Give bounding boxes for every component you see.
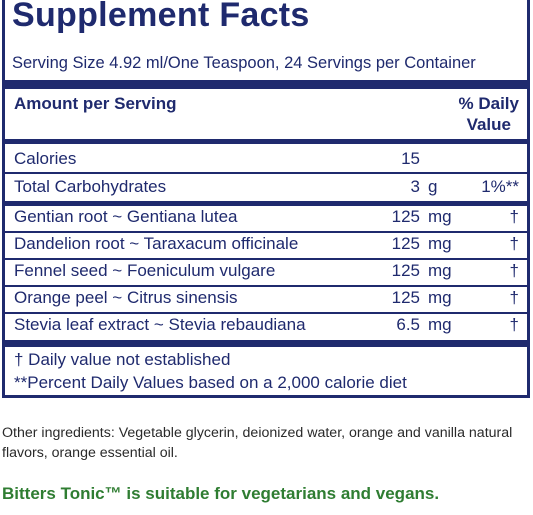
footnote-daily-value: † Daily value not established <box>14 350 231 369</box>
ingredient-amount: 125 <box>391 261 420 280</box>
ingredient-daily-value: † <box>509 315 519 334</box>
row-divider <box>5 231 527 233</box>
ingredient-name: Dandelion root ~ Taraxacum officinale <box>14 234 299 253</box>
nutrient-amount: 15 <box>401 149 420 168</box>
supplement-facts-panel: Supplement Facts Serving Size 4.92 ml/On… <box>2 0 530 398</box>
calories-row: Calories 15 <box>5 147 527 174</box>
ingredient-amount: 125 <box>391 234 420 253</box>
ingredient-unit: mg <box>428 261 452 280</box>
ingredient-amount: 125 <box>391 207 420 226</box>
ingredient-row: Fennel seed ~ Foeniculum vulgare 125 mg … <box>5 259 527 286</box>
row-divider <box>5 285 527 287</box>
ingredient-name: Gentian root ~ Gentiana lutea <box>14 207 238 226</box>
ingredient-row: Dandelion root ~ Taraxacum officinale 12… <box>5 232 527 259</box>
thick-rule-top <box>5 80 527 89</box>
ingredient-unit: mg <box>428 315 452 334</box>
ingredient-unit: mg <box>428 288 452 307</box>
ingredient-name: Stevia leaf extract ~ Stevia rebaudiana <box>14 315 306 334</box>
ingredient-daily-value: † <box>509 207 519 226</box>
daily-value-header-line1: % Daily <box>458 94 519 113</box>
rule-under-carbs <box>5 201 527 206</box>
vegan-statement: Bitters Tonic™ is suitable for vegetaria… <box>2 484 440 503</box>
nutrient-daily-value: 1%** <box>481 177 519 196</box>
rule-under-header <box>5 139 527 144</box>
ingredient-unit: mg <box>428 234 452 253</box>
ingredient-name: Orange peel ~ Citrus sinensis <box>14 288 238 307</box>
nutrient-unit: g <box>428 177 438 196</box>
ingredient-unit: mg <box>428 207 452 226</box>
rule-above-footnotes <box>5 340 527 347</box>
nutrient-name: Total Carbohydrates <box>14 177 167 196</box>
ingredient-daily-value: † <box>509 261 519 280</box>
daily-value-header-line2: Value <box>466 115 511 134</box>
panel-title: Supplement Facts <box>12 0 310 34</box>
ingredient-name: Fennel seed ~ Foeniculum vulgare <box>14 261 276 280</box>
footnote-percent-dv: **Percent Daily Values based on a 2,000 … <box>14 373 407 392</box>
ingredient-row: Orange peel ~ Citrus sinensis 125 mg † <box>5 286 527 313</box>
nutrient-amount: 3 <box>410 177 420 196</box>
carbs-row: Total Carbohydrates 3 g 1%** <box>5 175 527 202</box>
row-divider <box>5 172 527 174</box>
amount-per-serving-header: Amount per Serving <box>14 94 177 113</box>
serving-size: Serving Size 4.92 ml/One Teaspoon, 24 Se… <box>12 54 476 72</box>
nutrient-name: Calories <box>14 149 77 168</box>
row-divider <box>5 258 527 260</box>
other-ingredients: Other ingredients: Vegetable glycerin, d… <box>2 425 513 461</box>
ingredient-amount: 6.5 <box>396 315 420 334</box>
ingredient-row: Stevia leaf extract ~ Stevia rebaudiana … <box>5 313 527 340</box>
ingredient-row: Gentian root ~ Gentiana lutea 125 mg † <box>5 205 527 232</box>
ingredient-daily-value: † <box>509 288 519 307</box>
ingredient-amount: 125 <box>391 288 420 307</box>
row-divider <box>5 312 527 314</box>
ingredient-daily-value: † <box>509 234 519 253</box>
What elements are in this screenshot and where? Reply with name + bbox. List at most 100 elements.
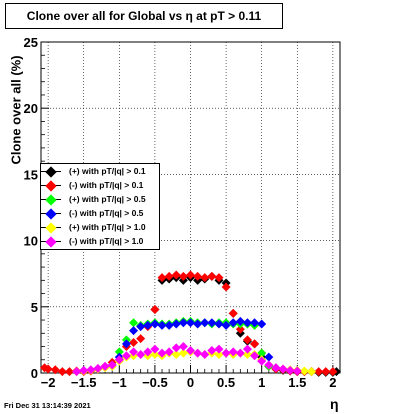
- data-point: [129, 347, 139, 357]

→ AIM OF THE TASK
Copy every line of the records above word for word, but leave out the pictures.

→ REPLY
Give bounding boxes for every component you see.
footnote-daily-value: † Daily value not established <box>14 350 231 369</box>
ingredient-amount: 125 <box>391 261 420 280</box>
ingredient-daily-value: † <box>509 315 519 334</box>
row-divider <box>5 231 527 233</box>
ingredient-name: Dandelion root ~ Taraxacum officinale <box>14 234 299 253</box>
nutrient-amount: 15 <box>401 149 420 168</box>
supplement-facts-panel: Supplement Facts Serving Size 4.92 ml/On… <box>2 0 530 398</box>
calories-row: Calories 15 <box>5 147 527 174</box>
ingredient-amount: 125 <box>391 234 420 253</box>
ingredient-unit: mg <box>428 261 452 280</box>
ingredient-amount: 125 <box>391 207 420 226</box>
ingredient-row: Fennel seed ~ Foeniculum vulgare 125 mg … <box>5 259 527 286</box>
row-divider <box>5 285 527 287</box>
ingredient-name: Gentian root ~ Gentiana lutea <box>14 207 238 226</box>
ingredient-row: Dandelion root ~ Taraxacum officinale 12… <box>5 232 527 259</box>
thick-rule-top <box>5 80 527 89</box>
ingredient-unit: mg <box>428 315 452 334</box>
ingredient-unit: mg <box>428 288 452 307</box>
ingredient-name: Stevia leaf extract ~ Stevia rebaudiana <box>14 315 306 334</box>
ingredient-daily-value: † <box>509 207 519 226</box>
daily-value-header-line1: % Daily <box>458 94 519 113</box>
rule-under-carbs <box>5 201 527 206</box>
vegan-statement: Bitters Tonic™ is suitable for vegetaria… <box>2 484 440 503</box>
nutrient-daily-value: 1%** <box>481 177 519 196</box>
rule-under-header <box>5 139 527 144</box>
ingredient-unit: mg <box>428 234 452 253</box>
ingredient-name: Orange peel ~ Citrus sinensis <box>14 288 238 307</box>
nutrient-unit: g <box>428 177 438 196</box>
ingredient-unit: mg <box>428 207 452 226</box>
rule-above-footnotes <box>5 340 527 347</box>
nutrient-name: Total Carbohydrates <box>14 177 167 196</box>
ingredient-daily-value: † <box>509 261 519 280</box>
daily-value-header-line2: Value <box>466 115 511 134</box>
panel-title: Supplement Facts <box>12 0 310 34</box>
ingredient-name: Fennel seed ~ Foeniculum vulgare <box>14 261 276 280</box>
footnote-percent-dv: **Percent Daily Values based on a 2,000 … <box>14 373 407 392</box>
ingredient-row: Orange peel ~ Citrus sinensis 125 mg † <box>5 286 527 313</box>
nutrient-amount: 3 <box>410 177 420 196</box>
carbs-row: Total Carbohydrates 3 g 1%** <box>5 175 527 202</box>
row-divider <box>5 172 527 174</box>
amount-per-serving-header: Amount per Serving <box>14 94 177 113</box>
serving-size: Serving Size 4.92 ml/One Teaspoon, 24 Se… <box>12 54 476 72</box>
nutrient-name: Calories <box>14 149 77 168</box>
row-divider <box>5 258 527 260</box>
other-ingredients: Other ingredients: Vegetable glycerin, d… <box>2 425 513 461</box>
ingredient-amount: 6.5 <box>396 315 420 334</box>
ingredient-row: Stevia leaf extract ~ Stevia rebaudiana … <box>5 313 527 340</box>
ingredient-row: Gentian root ~ Gentiana lutea 125 mg † <box>5 205 527 232</box>
ingredient-daily-value: † <box>509 288 519 307</box>
ingredient-amount: 125 <box>391 288 420 307</box>
row-divider <box>5 312 527 314</box>
ingredient-daily-value: † <box>509 234 519 253</box>
What elements are in this screenshot and where? Reply with name + bbox. List at most 100 elements.
- data-point: [129, 347, 139, 357]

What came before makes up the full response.